## Tekstfragment
--

ECLI:NL:RBDHA:2025:3900

Rechtbank Den Haag

Datum uitspraak
11 maart 2025
Publicatiedatum
13 maart 2025
Zaaknummer
NL25.344
Instantie
Rechtbank Den Haag
Type
Uitspraak
Procedures
  • Eerste aanleg - enkelvoudig
Vindplaatsen
  • Rechtspraak.nl
AI samenvatting door LexboostAutomatisch gegenereerd

Beoordeling van het beroep tegen het niet in behandeling nemen van een asielaanvraag op basis van de Dublinverordening

In deze uitspraak van de Rechtbank Den Haag op 11 maart 2025, wordt het beroep van eiser tegen het niet in behandeling nemen van zijn asielaanvraag beoordeeld. De minister van Asiel en Migratie heeft de aanvraag afgewezen op basis van de Dublinverordening, omdat Duitsland verantwoordelijk is voor de behandeling van de aanvraag. Eiser heeft op 8 november 2024 een asielaanvraag ingediend, maar uit Eurodac blijkt dat hij eerder op 26 september 2023 in Duitsland een verzoek om internationale bescherming heeft ingediend. De rechtbank heeft vastgesteld dat geen van de partijen gebruik heeft gemaakt van het recht om ter zitting te worden gehoord, waardoor het onderzoek ter zitting is gesloten.

--

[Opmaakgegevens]
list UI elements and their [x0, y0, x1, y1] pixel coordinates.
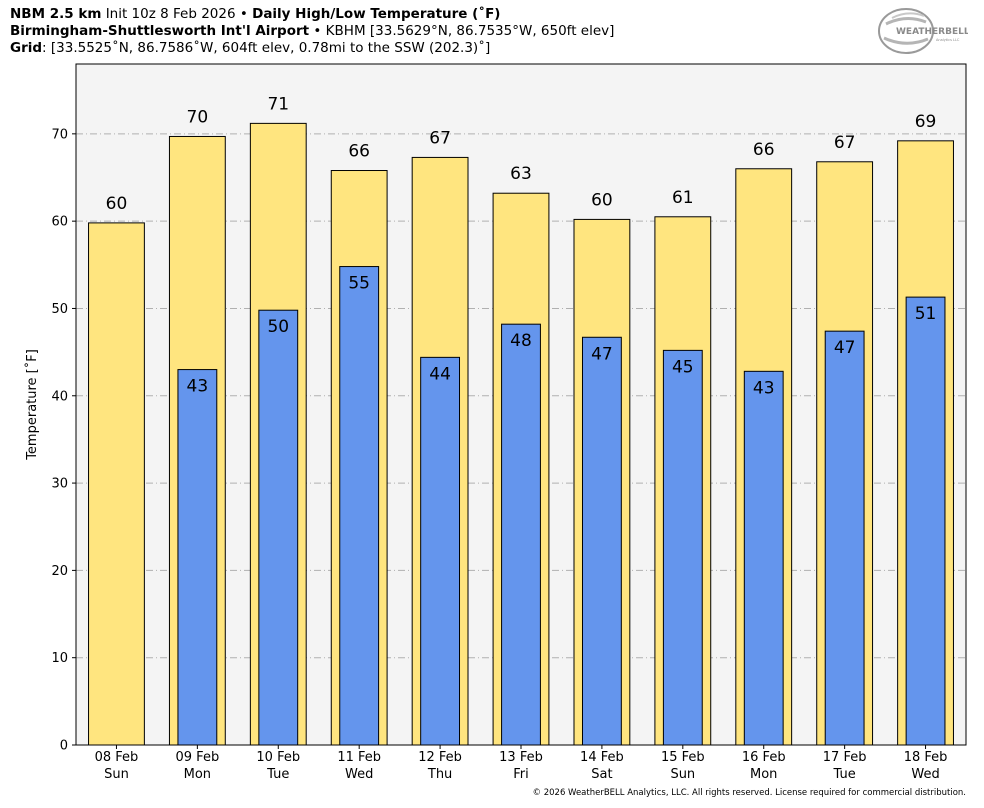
grid-label: Grid	[10, 40, 43, 56]
logo-subtext: Analytics LLC	[936, 38, 960, 42]
logo-text: WEATHERBELL	[896, 27, 968, 37]
x-tick-label-day: Sun	[670, 767, 695, 782]
low-temp-label: 44	[429, 364, 451, 384]
x-tick-label-date: 16 Feb	[742, 750, 786, 765]
high-temp-label: 71	[267, 94, 289, 114]
x-tick-label-day: Tue	[266, 767, 289, 782]
low-temp-bar	[743, 370, 784, 746]
low-temp-label: 47	[834, 338, 856, 358]
y-tick-label: 20	[51, 564, 68, 579]
x-tick-label-day: Wed	[911, 767, 939, 782]
high-temp-label: 63	[510, 164, 532, 184]
x-tick-label-date: 09 Feb	[176, 750, 220, 765]
low-temp-label: 43	[753, 378, 775, 398]
high-temp-label: 66	[753, 140, 775, 160]
low-temp-bar	[824, 330, 865, 746]
product-title: Daily High/Low Temperature (˚F)	[252, 6, 501, 22]
high-temp-label: 67	[429, 128, 451, 148]
low-temp-label: 47	[591, 344, 613, 364]
low-temp-label: 48	[510, 331, 532, 351]
y-tick-label: 60	[51, 215, 68, 230]
station-name: Birmingham-Shuttlesworth Int'l Airport	[10, 23, 310, 39]
high-temp-label: 60	[106, 194, 128, 214]
x-tick-label-date: 18 Feb	[904, 750, 948, 765]
high-temp-label: 67	[834, 133, 856, 153]
header-line-2: Birmingham-Shuttlesworth Int'l Airport •…	[10, 23, 614, 40]
x-tick-label-day: Sun	[104, 767, 129, 782]
low-temp-label: 45	[672, 357, 694, 377]
low-temp-bar	[662, 349, 703, 746]
y-tick-label: 40	[51, 389, 68, 404]
high-temp-label: 69	[915, 112, 937, 132]
high-temp-label: 60	[591, 190, 613, 210]
low-temp-label: 43	[187, 377, 209, 397]
x-tick-label-date: 12 Feb	[418, 750, 462, 765]
separator: •	[239, 6, 248, 22]
y-tick-label: 0	[60, 739, 68, 754]
grid-details: : [33.5525˚N, 86.7586˚W, 604ft elev, 0.7…	[42, 40, 491, 56]
x-tick-label-day: Fri	[513, 767, 529, 782]
high-temp-label: 61	[672, 188, 694, 208]
low-temp-bar	[177, 369, 218, 746]
header-line-1: NBM 2.5 km Init 10z 8 Feb 2026 • Daily H…	[10, 6, 500, 23]
copyright-notice: © 2026 WeatherBELL Analytics, LLC. All r…	[532, 788, 966, 798]
x-tick-label-date: 11 Feb	[337, 750, 381, 765]
low-temp-label: 55	[348, 274, 370, 294]
high-temp-label: 70	[187, 107, 209, 127]
x-tick-label-day: Mon	[184, 767, 211, 782]
x-tick-label-day: Wed	[345, 767, 373, 782]
x-tick-label-day: Tue	[833, 767, 856, 782]
y-tick-label: 70	[51, 127, 68, 142]
plot-frame	[75, 63, 967, 746]
high-temp-bar	[88, 222, 145, 746]
low-temp-label: 51	[915, 304, 937, 324]
low-temp-bar	[258, 309, 299, 746]
low-temp-bar	[905, 296, 946, 746]
y-tick-label: 50	[51, 302, 68, 317]
x-tick-label-date: 17 Feb	[823, 750, 867, 765]
x-tick-label-date: 08 Feb	[95, 750, 139, 765]
init-time: Init 10z 8 Feb 2026	[105, 6, 236, 22]
low-temp-bar	[339, 266, 380, 746]
station-details: KBHM [33.5629°N, 86.7535°W, 650ft elev]	[325, 23, 615, 39]
y-axis-label: Temperature [˚F]	[24, 349, 40, 461]
header-line-3: Grid: [33.5525˚N, 86.7586˚W, 604ft elev,…	[10, 40, 490, 57]
low-temp-label: 50	[267, 317, 289, 337]
x-tick-label-day: Sat	[591, 767, 612, 782]
x-tick-label-date: 15 Feb	[661, 750, 705, 765]
x-tick-label-day: Thu	[427, 767, 452, 782]
low-temp-bar	[581, 336, 622, 746]
low-temp-bar	[420, 356, 461, 746]
y-tick-label: 10	[51, 651, 68, 666]
model-name: NBM 2.5 km	[10, 6, 102, 22]
weatherbell-logo: WEATHERBELL Analytics LLC	[878, 8, 968, 54]
y-tick-label: 30	[51, 477, 68, 492]
high-temp-label: 66	[348, 142, 370, 162]
x-tick-label-date: 14 Feb	[580, 750, 624, 765]
separator: •	[313, 23, 322, 39]
x-tick-label-date: 13 Feb	[499, 750, 543, 765]
low-temp-bar	[501, 323, 541, 746]
x-tick-label-day: Mon	[750, 767, 777, 782]
x-tick-label-date: 10 Feb	[256, 750, 300, 765]
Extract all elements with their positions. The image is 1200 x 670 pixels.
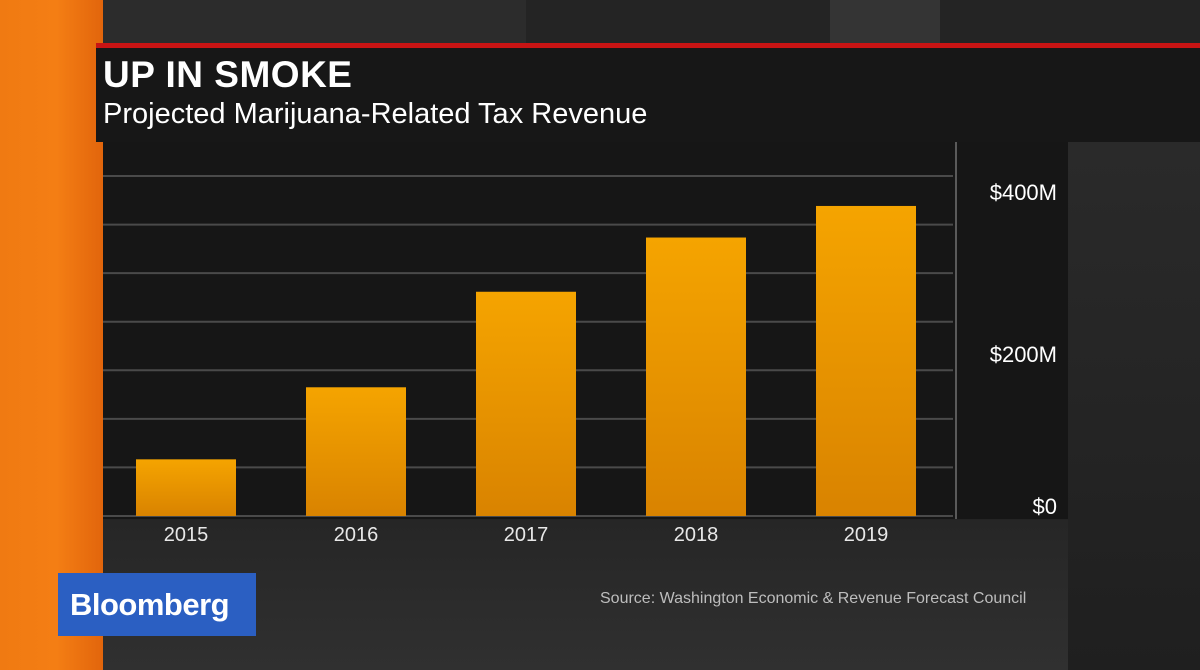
y-tick-label: $0: [1033, 494, 1057, 519]
x-tick-label: 2015: [164, 524, 209, 546]
background-stripe: [103, 520, 1068, 670]
x-tick-label: 2018: [674, 524, 719, 546]
x-tick-label: 2016: [334, 524, 379, 546]
x-tick-label: 2017: [504, 524, 549, 546]
orange-side-panel: [0, 0, 103, 670]
chart-title: UP IN SMOKE: [103, 54, 353, 95]
header-accent-rule: [96, 43, 1200, 48]
background-stripe: [830, 0, 940, 44]
bar-2018: [646, 237, 746, 516]
y-tick-label: $200M: [990, 342, 1057, 367]
bar-2017: [476, 291, 576, 516]
bar-2015: [136, 459, 236, 516]
header-box: [96, 48, 1200, 142]
background-stripe: [96, 0, 526, 44]
bar-2016: [306, 387, 406, 516]
axis-labels: 2015 2016 2017 2018 2019 $0 $200M $400M: [164, 180, 1057, 546]
x-tick-label: 2019: [844, 524, 889, 546]
y-tick-label: $400M: [990, 180, 1057, 205]
background-stripe: [1068, 142, 1200, 670]
brand-logo-box: [58, 573, 256, 636]
brand-logo: Bloomberg: [70, 587, 230, 622]
chart-subtitle: Projected Marijuana-Related Tax Revenue: [103, 98, 648, 130]
bar-2019: [816, 205, 916, 516]
source-note: Source: Washington Economic & Revenue Fo…: [600, 590, 1027, 607]
bars: [136, 205, 916, 516]
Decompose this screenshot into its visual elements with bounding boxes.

--

## Opdrachten
1) Geef de vermeldingen uit de opmaakgegevens weer als Markdown-tabel met de kolommen Nummer en Vermelding, te beginnen bij de vermelding met "y-tick-label: $0: [1033, 494, 1057, 519]" en eindigend bij de vermelding met "x-tick-label: 2017: [504, 524, 549, 546]". Laat lege vermeldingen weg.
2) Vervolg de tekst over de uitspraak van de Rechtbank Den Haag in de Dublinzaak vanaf het punt waar die ophoudt.

## Antwoorden per opdracht
1)
| Nummer | Vermelding |
|---|---|
| 1 | y-tick-label: $0: [1033, 494, 1057, 519] |
| 2 | x-tick-label: 2015: [164, 524, 209, 546] |
| 3 | background-stripe: [103, 520, 1068, 670] |
| 4 | x-tick-label: 2018: [674, 524, 719, 546] |
| 5 | x-tick-label: 2016: [334, 524, 379, 546] |
| 6 | x-tick-label: 2017: [504, 524, 549, 546] |

2)
De rechtbank oordeelt dat het beroep ongegrond is. Eiser heeft aangevoerd dat Duitsland niet kan worden vertrouwd op basis van het interstatelijk vertrouwensbeginsel, omdat er tekortkomingen zijn in de opvangvoorzieningen en de behandeling van asielzoekers. De rechtbank heeft echter geoordeeld dat eiser niet heeft aangetoond dat er sprake is van ernstige tekortkomingen die een reëel risico op onmenselijke of vernederende behandeling met zich meebrengen. De rechtbank verwijst naar eerdere uitspraken van de Afdeling bestuursrechtspraak van de Raad van State, die bevestigen dat Duitsland zijn verdragsverplichtingen nakomt.

De rechtbank concludeert dat de minister voldoende heeft gemotiveerd waarom geen gebruik wordt gemaakt van de discretionaire bevoegdheid van artikel 17 van de Dublinverordening. Er zijn geen bijzondere omstandigheden die maken dat de overdracht van eiser voor de behandeling van zijn asielverzoek onevenredige hardheid zou betekenen. De uitspraak is openbaar gemaakt en partijen zijn geïnformeerd over de mogelijkheid tot hoger beroep.

Uitspraak

RECHTBANK DEN HAAG
Zittingsplaats Arnhem
Bestuursrecht
zaaknummer: NL25.344

uitspraak van de enkelvoudige kamer van 11 maart 2025 in de zaak tussen

[eiser], v-nummer: [nummer], eiser

(gemachtigde: mr. R.P.M. Ngasirin),
en

de minister van Asiel en Migratie.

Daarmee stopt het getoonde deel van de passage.